(Layout dataset entries)
■ ■ ■ ■ ■ ■ ■
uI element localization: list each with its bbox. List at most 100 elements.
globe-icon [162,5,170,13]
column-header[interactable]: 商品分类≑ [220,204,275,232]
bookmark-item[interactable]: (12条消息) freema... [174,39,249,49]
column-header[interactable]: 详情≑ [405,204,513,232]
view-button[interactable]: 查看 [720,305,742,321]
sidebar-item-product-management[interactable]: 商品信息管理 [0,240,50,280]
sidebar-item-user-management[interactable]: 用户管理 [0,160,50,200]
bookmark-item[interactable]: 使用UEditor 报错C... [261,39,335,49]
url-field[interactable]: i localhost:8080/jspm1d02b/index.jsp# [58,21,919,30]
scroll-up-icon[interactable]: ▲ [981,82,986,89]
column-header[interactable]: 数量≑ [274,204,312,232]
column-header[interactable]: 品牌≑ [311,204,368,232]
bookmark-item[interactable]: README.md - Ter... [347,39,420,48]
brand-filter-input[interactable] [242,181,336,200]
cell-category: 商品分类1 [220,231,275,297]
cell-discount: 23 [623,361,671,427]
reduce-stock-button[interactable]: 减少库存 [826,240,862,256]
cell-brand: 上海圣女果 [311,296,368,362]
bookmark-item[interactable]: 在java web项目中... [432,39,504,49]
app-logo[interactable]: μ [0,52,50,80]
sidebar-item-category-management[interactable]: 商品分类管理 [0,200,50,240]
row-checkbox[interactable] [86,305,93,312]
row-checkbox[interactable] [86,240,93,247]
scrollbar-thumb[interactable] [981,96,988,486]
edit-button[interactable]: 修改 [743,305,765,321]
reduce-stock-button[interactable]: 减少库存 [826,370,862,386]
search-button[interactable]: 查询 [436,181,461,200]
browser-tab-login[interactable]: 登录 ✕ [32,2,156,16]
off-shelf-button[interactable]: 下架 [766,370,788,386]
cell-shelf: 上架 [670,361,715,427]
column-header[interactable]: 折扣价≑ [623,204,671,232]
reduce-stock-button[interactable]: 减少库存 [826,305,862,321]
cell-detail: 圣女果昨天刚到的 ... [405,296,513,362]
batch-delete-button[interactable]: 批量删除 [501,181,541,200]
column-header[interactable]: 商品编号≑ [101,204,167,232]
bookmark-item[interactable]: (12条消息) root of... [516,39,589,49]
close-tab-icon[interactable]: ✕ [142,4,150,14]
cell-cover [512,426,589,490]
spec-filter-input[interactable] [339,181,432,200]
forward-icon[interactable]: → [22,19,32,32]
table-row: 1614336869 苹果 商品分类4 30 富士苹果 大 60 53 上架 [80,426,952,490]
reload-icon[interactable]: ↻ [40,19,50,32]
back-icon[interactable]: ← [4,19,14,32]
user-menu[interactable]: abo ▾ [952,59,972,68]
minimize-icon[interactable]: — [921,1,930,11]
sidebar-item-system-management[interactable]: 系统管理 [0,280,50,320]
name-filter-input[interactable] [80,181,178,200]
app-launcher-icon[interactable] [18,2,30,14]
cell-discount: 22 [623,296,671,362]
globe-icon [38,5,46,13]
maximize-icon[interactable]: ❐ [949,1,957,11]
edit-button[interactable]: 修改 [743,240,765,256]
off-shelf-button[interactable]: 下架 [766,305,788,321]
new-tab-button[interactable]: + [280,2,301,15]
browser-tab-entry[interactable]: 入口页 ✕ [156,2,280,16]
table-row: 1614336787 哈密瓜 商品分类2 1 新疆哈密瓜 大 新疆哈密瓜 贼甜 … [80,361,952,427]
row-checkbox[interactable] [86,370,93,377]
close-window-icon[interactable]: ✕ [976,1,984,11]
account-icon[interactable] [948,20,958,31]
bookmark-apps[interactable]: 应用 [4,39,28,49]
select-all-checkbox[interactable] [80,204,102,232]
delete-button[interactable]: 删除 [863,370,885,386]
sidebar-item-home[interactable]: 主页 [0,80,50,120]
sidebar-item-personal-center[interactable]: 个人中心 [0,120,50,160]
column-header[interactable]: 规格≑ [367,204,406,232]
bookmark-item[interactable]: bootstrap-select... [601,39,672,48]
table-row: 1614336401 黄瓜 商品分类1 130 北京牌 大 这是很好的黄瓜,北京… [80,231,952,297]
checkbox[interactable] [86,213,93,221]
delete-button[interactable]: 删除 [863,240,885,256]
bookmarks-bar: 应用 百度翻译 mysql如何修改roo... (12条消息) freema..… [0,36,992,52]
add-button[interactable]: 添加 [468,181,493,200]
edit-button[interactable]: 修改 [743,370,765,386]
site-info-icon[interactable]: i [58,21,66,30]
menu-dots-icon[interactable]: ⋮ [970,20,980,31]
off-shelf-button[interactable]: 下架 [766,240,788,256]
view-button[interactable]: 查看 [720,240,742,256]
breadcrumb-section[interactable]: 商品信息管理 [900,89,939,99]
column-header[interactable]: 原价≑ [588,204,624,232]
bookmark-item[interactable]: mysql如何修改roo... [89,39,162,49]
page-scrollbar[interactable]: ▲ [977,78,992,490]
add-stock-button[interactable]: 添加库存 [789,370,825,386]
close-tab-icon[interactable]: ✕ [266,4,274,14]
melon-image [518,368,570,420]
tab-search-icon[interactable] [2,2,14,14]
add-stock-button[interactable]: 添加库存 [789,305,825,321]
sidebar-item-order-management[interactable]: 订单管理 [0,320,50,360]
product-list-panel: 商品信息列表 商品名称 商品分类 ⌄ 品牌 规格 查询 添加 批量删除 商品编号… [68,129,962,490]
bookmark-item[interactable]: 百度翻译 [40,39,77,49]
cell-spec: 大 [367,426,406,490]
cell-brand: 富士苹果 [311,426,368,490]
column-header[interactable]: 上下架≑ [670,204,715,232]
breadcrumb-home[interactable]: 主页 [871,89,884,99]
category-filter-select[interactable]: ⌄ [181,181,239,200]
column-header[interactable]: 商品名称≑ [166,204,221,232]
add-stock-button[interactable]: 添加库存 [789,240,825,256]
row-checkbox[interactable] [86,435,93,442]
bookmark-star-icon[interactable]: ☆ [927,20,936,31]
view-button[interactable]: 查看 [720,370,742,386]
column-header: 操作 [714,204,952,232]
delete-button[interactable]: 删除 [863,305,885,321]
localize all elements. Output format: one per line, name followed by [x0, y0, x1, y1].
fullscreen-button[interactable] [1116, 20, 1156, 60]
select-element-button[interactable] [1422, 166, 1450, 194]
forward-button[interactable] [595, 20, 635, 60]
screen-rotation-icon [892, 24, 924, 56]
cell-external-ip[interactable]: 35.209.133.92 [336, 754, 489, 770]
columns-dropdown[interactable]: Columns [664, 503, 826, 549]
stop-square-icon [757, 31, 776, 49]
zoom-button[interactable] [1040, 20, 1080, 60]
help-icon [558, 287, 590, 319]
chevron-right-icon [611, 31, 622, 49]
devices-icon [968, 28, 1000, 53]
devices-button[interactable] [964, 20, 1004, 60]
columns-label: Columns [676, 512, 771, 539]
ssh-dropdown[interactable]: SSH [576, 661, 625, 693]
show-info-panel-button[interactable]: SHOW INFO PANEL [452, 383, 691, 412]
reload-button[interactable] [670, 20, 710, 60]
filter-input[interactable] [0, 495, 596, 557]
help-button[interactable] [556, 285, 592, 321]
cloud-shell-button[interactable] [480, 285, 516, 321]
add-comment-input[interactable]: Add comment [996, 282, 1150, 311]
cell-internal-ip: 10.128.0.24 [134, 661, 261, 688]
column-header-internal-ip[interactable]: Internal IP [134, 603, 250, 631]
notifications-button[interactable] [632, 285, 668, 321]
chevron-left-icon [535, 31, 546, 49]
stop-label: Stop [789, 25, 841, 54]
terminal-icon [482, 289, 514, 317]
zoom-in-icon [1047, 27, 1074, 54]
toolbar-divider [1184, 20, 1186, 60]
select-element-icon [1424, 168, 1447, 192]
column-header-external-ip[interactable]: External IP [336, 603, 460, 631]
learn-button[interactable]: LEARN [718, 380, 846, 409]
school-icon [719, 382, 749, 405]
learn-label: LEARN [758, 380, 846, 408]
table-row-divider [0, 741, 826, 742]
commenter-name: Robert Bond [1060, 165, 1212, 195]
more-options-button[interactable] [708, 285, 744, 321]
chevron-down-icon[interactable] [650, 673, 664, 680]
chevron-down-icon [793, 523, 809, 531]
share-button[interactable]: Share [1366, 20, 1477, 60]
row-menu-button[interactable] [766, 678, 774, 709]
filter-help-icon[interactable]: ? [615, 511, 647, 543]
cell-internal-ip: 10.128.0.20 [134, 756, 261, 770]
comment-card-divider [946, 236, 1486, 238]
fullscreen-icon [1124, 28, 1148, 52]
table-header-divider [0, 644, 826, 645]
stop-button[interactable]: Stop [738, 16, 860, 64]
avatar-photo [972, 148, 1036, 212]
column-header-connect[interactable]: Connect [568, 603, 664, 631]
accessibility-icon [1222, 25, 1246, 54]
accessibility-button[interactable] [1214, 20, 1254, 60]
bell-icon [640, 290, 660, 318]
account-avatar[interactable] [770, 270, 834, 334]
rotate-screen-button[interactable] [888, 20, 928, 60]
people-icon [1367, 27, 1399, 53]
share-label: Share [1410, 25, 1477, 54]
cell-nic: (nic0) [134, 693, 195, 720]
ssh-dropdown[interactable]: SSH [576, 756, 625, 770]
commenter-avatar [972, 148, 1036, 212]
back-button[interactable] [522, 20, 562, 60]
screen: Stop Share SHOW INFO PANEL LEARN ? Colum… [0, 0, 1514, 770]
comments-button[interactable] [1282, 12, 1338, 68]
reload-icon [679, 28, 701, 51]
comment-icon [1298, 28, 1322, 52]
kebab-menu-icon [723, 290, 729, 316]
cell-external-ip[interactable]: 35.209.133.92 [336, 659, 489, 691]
■ ■ ■ ■ ■ ■ ■
Copy out, word for word, every line from the start of the records through the line that contains "column-header[interactable]: 品牌≑ [311,204,368,232]", both ends included.

▸ EXERCISE RESULT
uI element localization: list each with its bbox. List at most 100 elements.
globe-icon [162,5,170,13]
column-header[interactable]: 商品分类≑ [220,204,275,232]
bookmark-item[interactable]: (12条消息) freema... [174,39,249,49]
column-header[interactable]: 详情≑ [405,204,513,232]
view-button[interactable]: 查看 [720,305,742,321]
sidebar-item-product-management[interactable]: 商品信息管理 [0,240,50,280]
sidebar-item-user-management[interactable]: 用户管理 [0,160,50,200]
bookmark-item[interactable]: 使用UEditor 报错C... [261,39,335,49]
url-field[interactable]: i localhost:8080/jspm1d02b/index.jsp# [58,21,919,30]
scroll-up-icon[interactable]: ▲ [981,82,986,89]
column-header[interactable]: 数量≑ [274,204,312,232]
column-header[interactable]: 品牌≑ [311,204,368,232]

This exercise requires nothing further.